- Exercise directions:
Pull every line with the word "charakteristiky" out of the entries below.

----------------

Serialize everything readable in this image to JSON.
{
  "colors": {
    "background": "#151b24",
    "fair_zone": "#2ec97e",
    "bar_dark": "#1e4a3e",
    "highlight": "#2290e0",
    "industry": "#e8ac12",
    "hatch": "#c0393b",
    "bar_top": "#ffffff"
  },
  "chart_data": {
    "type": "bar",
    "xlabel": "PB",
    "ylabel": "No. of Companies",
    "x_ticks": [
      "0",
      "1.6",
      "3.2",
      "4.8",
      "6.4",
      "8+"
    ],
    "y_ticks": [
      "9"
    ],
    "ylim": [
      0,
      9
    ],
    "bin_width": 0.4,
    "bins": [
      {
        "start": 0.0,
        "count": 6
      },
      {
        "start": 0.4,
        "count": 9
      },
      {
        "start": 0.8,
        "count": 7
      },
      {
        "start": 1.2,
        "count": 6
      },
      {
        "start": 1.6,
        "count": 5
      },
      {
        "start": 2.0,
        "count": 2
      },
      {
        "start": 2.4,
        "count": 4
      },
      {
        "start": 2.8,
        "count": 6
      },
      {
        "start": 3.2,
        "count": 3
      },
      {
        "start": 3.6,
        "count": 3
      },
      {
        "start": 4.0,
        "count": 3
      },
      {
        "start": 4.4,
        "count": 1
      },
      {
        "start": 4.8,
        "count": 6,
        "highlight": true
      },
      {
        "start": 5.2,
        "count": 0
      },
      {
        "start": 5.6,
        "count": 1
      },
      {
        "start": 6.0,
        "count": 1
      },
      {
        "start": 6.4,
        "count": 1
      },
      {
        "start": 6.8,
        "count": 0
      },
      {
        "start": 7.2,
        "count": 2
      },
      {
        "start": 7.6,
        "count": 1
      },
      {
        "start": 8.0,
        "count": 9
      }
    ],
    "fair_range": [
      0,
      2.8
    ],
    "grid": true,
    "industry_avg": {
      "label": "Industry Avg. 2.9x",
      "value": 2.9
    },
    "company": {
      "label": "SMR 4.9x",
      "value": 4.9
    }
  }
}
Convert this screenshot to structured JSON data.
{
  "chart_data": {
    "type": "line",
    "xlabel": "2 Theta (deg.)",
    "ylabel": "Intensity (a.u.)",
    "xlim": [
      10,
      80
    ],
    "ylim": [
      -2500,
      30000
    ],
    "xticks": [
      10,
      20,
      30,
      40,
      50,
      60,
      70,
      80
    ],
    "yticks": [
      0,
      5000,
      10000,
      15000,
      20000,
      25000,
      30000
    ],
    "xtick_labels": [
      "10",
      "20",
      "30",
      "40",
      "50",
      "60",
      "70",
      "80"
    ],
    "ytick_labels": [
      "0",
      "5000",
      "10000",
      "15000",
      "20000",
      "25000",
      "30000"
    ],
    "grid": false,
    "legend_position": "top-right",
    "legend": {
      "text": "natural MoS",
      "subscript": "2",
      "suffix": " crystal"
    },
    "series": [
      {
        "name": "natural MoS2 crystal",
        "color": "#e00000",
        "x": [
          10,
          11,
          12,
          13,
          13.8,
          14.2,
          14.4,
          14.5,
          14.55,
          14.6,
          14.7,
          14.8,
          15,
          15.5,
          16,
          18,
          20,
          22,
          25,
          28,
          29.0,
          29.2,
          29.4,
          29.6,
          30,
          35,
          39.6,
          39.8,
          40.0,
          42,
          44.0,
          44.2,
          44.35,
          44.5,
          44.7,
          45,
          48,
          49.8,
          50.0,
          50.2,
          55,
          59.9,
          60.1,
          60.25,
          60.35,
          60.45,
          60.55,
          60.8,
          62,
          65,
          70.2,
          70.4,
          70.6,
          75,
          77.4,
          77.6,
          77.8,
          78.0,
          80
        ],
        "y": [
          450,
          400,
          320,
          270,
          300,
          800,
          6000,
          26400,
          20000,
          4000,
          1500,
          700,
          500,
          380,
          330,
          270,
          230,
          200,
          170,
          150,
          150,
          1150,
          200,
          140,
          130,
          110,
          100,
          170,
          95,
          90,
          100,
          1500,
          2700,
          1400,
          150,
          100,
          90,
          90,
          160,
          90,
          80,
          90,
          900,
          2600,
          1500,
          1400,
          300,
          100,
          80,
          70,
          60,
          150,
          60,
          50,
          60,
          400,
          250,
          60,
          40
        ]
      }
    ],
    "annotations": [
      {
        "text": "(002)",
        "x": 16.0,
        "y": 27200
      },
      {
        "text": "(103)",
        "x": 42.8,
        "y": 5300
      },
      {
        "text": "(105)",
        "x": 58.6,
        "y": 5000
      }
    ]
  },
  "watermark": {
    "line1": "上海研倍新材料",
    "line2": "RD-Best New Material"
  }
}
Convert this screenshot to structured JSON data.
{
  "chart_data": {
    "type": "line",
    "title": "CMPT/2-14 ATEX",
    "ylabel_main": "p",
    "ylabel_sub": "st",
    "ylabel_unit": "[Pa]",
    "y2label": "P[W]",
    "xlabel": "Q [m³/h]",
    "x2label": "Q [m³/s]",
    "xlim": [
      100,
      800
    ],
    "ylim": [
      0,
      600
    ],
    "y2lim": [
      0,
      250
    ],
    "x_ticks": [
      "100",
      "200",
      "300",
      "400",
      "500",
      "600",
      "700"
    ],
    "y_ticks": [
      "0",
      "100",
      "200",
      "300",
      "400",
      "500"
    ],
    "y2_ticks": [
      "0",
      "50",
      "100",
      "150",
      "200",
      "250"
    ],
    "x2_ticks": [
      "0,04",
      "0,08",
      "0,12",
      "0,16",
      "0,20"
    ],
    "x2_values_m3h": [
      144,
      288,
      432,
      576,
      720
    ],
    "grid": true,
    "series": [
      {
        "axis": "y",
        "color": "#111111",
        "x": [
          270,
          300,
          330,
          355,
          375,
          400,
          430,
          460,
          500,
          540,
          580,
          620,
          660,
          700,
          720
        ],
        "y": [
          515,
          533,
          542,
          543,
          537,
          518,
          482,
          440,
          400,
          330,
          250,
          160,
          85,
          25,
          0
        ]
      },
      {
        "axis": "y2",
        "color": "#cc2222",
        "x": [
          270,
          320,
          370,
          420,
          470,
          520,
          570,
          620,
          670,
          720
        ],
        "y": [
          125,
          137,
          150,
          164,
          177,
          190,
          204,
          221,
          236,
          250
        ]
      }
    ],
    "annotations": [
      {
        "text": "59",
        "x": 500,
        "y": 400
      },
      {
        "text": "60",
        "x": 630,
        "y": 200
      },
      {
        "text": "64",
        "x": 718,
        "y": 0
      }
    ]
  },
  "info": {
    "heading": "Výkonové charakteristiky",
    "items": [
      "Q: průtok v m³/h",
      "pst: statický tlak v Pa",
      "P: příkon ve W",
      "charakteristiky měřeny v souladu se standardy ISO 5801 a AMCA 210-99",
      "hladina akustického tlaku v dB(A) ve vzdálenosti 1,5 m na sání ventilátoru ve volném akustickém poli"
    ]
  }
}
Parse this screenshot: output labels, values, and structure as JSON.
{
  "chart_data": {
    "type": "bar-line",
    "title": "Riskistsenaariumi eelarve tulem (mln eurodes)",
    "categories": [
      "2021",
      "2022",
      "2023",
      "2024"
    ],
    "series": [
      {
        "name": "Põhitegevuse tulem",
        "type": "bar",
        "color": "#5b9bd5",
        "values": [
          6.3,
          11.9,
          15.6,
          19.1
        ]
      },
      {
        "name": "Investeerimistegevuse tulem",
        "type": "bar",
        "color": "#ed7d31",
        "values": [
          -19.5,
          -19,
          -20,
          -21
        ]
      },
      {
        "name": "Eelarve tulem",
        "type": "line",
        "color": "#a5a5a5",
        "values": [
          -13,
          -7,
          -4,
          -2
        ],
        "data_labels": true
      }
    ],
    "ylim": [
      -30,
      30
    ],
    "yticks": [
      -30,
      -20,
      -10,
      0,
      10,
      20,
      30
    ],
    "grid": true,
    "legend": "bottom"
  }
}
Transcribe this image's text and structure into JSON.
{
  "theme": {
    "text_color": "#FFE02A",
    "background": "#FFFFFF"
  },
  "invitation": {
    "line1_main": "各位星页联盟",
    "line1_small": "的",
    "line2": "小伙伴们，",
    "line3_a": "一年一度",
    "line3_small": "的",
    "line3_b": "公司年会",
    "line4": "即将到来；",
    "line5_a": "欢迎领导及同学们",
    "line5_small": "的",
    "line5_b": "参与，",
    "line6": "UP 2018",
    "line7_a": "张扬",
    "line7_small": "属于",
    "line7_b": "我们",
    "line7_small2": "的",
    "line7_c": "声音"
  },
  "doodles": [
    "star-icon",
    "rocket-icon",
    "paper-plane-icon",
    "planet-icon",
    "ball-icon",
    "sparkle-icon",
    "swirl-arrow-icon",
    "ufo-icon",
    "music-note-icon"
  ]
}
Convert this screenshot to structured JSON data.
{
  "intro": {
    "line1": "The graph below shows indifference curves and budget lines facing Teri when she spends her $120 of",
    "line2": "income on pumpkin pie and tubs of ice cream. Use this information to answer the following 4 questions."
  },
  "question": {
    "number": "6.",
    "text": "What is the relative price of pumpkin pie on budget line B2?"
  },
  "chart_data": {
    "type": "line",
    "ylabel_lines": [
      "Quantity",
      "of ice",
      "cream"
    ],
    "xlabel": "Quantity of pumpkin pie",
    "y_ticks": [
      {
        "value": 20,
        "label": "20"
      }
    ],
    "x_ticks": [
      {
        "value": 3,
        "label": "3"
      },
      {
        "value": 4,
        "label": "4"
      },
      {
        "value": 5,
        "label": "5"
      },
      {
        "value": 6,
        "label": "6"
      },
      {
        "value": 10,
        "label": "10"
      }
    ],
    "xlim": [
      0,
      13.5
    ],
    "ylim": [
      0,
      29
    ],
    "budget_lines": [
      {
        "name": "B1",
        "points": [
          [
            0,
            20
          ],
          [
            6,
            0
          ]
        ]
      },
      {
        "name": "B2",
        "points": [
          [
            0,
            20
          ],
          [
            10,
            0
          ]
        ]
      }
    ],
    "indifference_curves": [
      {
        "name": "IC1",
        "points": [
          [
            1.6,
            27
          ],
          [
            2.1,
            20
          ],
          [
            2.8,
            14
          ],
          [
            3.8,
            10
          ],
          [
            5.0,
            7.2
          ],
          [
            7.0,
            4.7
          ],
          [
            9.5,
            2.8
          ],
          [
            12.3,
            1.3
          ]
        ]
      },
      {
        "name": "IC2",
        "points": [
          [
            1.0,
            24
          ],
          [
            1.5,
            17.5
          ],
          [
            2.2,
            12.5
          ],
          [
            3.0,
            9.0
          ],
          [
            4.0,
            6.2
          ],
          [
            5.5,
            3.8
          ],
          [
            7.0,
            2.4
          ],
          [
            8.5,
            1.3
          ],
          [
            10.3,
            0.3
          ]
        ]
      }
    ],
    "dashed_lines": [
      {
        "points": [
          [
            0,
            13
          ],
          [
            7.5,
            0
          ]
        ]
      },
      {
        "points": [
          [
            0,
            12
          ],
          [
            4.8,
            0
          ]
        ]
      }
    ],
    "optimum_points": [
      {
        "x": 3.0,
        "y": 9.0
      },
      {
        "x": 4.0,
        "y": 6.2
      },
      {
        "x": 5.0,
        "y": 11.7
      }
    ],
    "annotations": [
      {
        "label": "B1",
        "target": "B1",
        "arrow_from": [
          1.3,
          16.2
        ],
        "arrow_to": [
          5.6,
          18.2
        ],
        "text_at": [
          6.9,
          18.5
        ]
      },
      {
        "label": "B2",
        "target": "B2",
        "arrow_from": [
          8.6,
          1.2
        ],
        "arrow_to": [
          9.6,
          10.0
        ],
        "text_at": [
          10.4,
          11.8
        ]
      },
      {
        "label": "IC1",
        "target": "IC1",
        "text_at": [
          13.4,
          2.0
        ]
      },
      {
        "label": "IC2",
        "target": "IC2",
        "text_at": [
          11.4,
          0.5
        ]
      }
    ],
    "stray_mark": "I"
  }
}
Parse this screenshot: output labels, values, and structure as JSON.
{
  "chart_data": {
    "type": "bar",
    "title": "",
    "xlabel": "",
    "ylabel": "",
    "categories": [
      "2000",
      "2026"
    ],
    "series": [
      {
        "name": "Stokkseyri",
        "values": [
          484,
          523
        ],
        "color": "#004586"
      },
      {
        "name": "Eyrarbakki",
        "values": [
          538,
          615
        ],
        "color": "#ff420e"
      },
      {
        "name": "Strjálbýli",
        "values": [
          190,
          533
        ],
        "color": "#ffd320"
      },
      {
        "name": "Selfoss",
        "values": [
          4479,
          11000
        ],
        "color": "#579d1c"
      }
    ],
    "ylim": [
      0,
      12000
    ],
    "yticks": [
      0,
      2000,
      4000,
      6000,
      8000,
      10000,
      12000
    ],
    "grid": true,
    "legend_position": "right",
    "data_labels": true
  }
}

----------------

- Answer to this exercise:
    "heading": "Výkonové charakteristiky",
      "charakteristiky měřeny v souladu se standardy ISO 5801 a AMCA 210-99",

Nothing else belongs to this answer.